* _REQUIRED TASK_:
Find each line with the word "Tipo" and copy it.

* _DATA LINES_:
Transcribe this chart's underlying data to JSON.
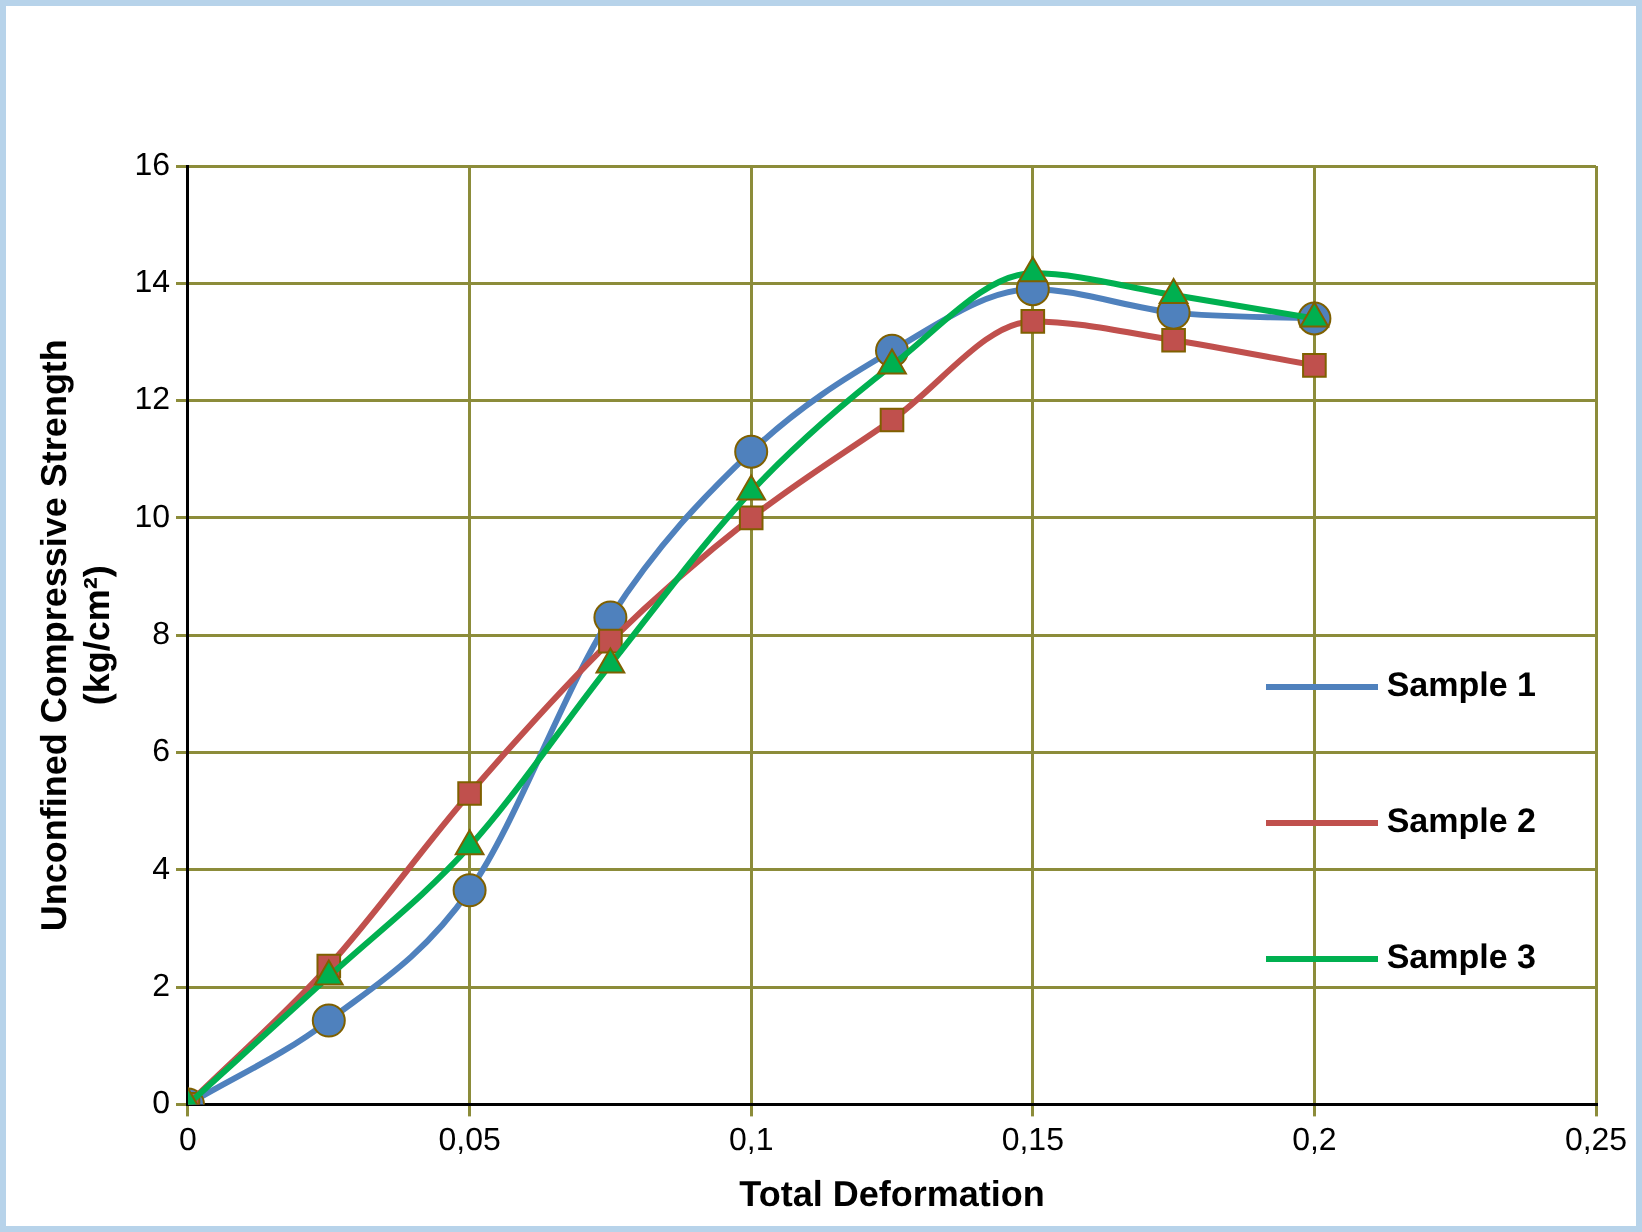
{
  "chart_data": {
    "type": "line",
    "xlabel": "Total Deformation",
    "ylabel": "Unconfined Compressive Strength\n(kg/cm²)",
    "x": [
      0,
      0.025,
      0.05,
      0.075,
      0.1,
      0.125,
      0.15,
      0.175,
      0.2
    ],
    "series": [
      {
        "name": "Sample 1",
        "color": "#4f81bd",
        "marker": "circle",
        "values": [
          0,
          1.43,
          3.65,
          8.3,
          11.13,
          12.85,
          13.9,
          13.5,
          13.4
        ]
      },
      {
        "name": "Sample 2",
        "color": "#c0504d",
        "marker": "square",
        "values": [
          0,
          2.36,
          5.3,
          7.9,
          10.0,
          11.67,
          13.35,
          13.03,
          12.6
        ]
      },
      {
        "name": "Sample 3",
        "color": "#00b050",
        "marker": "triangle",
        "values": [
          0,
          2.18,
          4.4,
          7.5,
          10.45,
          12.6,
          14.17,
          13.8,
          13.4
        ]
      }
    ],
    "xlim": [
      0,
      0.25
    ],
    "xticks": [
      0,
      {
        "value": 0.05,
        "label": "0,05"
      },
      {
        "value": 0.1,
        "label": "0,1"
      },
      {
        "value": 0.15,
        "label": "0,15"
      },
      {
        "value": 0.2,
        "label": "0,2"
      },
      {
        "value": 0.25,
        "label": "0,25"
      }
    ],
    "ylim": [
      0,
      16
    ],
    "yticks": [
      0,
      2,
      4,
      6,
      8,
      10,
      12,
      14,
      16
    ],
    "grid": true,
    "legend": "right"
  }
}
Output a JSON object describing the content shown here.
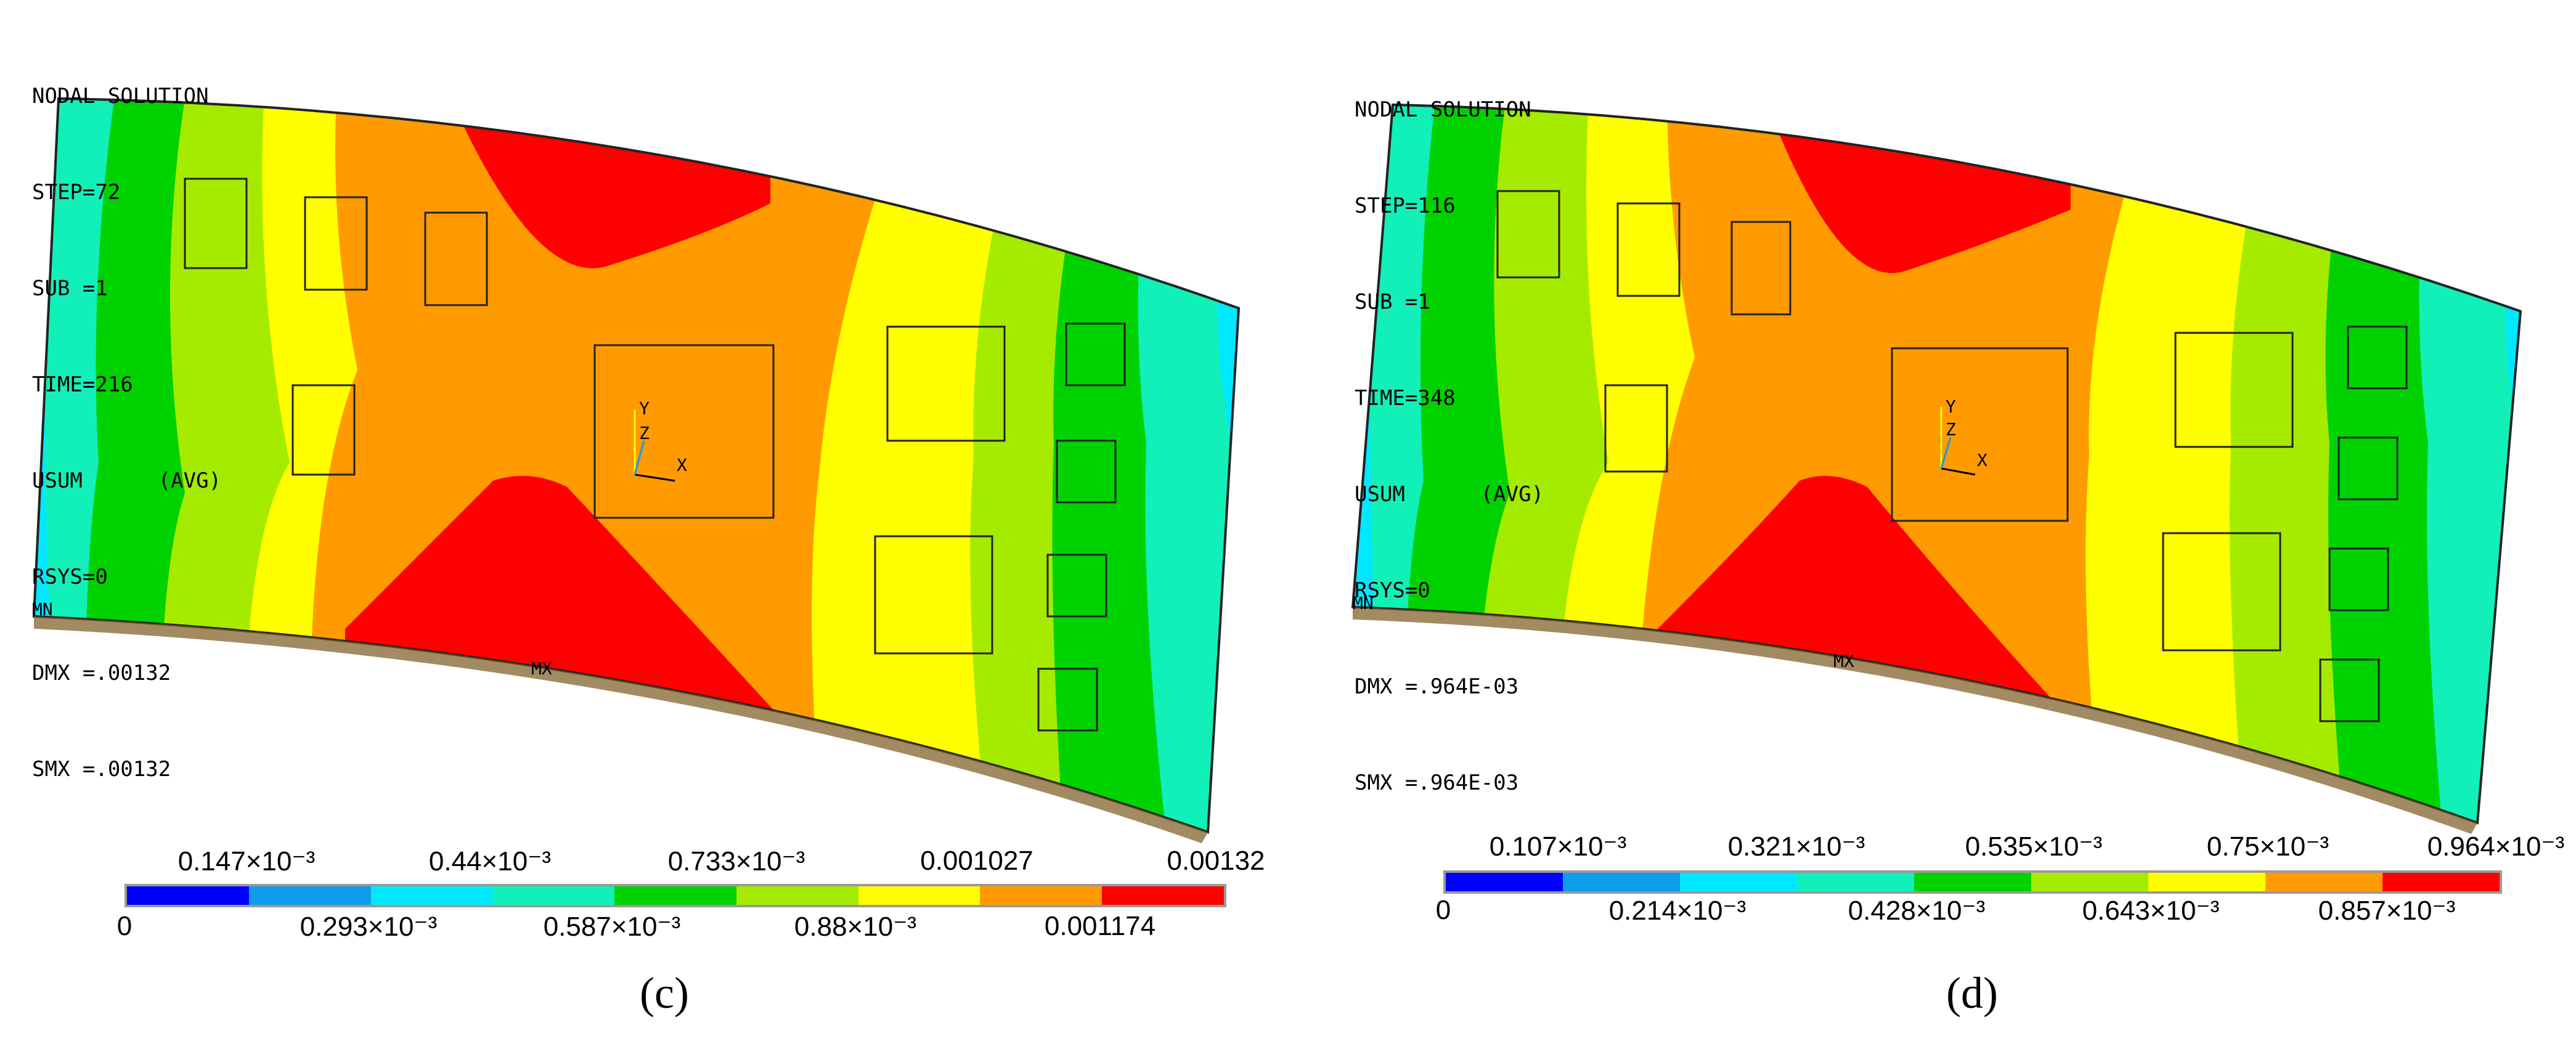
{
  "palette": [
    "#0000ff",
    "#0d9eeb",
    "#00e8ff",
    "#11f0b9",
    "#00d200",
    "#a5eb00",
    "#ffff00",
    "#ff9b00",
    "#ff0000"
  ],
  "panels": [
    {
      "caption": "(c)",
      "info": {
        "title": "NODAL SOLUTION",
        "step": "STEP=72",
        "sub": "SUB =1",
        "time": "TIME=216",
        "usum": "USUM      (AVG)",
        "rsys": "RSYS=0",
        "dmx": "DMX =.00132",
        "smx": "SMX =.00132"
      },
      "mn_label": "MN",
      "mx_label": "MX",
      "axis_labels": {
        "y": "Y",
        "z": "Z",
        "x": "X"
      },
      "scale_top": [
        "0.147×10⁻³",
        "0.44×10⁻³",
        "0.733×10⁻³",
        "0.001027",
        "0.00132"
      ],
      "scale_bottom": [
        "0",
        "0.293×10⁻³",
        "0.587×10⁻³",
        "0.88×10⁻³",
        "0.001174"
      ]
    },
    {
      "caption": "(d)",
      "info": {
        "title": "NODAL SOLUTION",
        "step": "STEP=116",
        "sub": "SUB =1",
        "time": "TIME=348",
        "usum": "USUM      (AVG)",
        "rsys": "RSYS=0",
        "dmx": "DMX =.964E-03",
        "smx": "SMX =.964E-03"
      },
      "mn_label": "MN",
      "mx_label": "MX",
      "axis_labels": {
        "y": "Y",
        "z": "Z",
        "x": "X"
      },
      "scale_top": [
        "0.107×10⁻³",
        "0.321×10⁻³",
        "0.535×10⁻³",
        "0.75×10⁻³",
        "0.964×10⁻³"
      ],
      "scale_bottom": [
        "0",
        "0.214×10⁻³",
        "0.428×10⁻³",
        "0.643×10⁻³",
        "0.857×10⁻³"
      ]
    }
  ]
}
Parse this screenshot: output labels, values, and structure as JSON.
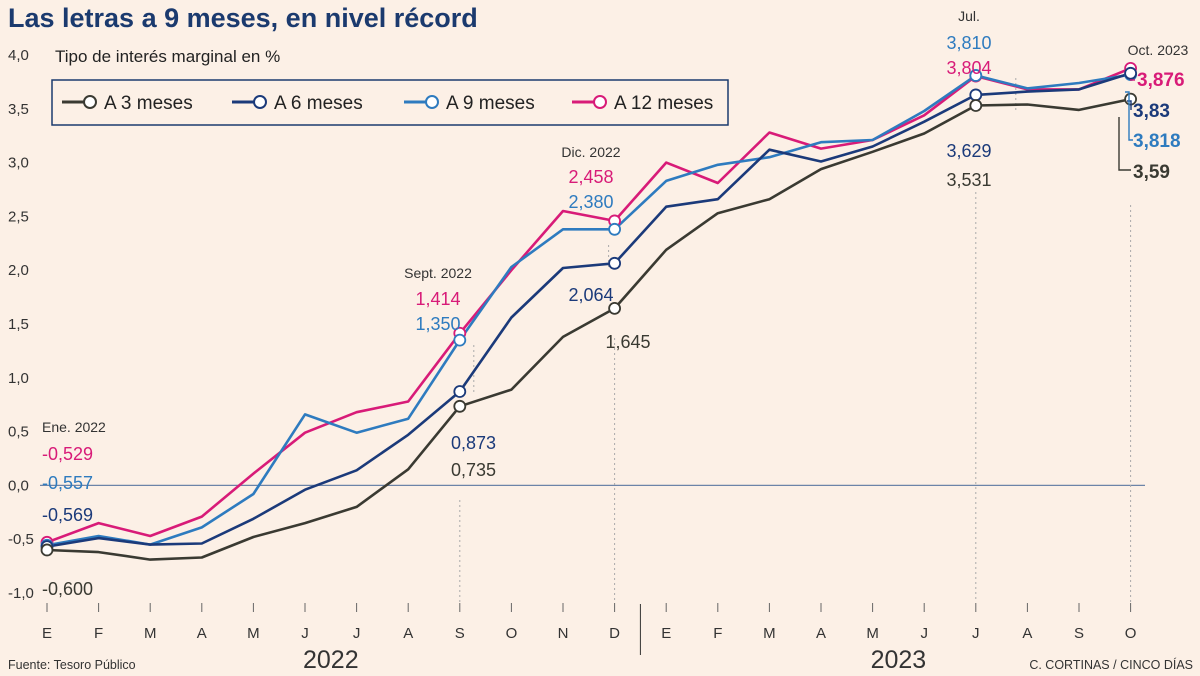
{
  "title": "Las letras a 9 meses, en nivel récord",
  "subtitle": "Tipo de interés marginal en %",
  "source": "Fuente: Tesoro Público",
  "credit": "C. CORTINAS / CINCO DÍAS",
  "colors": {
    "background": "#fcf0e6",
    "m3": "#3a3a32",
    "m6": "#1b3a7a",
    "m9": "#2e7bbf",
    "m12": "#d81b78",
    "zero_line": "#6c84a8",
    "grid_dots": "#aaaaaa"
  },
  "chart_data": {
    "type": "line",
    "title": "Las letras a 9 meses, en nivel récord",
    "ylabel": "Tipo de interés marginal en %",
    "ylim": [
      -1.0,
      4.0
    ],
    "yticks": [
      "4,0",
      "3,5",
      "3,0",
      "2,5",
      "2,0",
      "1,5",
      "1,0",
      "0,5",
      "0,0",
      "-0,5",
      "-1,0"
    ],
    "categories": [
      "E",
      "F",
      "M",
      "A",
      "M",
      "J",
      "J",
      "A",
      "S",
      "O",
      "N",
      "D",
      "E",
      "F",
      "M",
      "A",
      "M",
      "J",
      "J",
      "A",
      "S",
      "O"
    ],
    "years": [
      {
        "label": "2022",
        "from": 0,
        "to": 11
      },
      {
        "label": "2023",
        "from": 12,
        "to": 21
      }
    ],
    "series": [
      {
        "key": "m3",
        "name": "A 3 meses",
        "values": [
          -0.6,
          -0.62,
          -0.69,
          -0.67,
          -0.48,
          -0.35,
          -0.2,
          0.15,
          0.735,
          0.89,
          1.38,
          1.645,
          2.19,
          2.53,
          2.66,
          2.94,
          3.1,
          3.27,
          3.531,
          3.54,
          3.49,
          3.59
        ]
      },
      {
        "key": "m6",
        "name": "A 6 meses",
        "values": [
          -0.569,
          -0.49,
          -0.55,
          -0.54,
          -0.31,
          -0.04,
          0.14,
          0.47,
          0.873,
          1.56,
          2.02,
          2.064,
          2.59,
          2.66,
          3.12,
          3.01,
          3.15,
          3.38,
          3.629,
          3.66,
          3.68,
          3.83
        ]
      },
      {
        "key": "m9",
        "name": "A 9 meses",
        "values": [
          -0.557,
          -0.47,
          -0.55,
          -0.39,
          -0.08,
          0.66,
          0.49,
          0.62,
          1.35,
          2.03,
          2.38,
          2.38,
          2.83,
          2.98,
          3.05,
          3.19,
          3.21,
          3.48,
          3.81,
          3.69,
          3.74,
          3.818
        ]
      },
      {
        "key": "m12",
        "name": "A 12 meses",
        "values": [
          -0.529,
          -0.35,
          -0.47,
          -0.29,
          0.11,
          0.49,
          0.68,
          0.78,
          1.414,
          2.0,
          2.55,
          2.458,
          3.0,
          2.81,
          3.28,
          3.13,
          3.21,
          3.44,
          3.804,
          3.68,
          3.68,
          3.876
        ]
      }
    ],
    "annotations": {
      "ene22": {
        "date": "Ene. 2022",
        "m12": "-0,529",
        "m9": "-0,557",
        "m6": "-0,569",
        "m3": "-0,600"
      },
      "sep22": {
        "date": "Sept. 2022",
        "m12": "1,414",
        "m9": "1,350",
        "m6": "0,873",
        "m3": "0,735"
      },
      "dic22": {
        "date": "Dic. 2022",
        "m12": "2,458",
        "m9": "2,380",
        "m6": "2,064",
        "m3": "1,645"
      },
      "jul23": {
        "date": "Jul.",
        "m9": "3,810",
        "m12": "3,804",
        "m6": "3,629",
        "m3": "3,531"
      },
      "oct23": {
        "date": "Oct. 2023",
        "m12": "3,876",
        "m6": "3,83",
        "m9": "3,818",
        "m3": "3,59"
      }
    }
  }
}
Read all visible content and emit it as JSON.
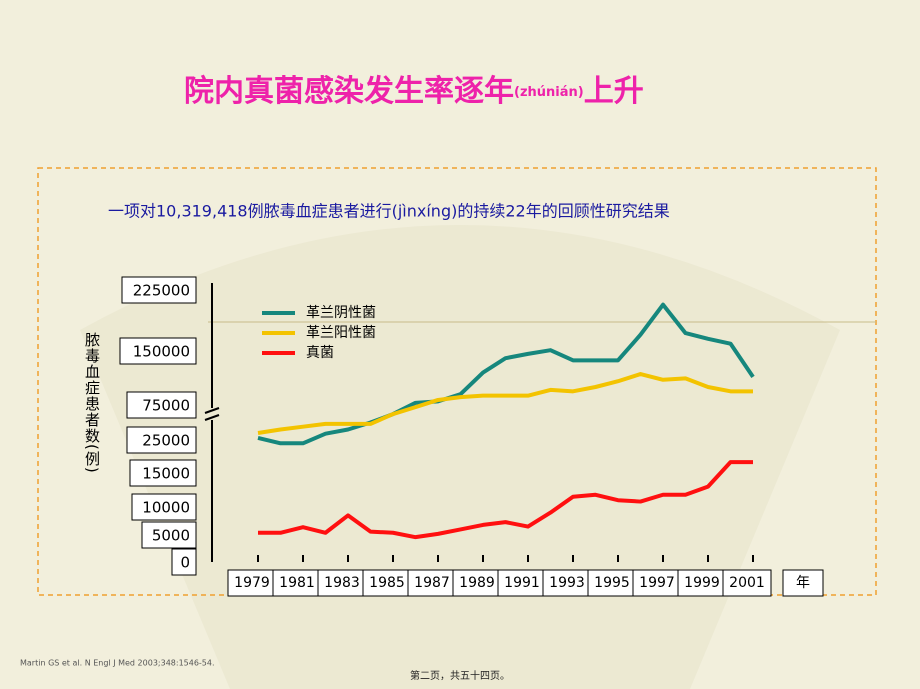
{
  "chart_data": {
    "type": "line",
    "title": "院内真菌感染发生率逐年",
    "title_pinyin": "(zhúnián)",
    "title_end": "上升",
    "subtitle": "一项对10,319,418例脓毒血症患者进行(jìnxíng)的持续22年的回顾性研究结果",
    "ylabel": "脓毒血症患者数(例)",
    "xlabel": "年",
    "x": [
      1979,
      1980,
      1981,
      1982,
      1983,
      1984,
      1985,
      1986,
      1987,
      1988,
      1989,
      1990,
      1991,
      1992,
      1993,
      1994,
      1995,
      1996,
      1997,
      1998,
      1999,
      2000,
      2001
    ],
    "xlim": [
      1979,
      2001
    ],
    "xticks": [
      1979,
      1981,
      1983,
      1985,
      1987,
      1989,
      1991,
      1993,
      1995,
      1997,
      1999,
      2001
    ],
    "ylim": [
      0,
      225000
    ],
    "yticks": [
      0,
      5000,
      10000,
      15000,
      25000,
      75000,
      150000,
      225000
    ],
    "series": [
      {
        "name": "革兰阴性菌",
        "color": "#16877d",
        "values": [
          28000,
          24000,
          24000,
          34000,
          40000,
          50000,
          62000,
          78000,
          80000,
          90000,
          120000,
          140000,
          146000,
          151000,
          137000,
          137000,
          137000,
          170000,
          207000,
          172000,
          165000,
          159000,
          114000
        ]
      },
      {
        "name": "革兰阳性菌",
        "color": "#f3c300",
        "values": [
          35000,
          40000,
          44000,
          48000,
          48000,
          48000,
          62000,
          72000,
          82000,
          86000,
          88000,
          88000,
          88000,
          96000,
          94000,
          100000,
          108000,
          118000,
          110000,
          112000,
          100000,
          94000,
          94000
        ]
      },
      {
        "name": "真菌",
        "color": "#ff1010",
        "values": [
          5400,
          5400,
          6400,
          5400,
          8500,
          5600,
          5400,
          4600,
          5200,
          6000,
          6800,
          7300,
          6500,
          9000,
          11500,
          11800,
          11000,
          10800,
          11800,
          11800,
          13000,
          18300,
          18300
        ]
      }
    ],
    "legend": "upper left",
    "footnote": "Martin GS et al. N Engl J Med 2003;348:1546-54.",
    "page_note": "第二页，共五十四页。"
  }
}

* _WORKED SOLUTION_:
  "subtitle": "Tipo de interés marginal en %",
    "ylabel": "Tipo de interés marginal en %",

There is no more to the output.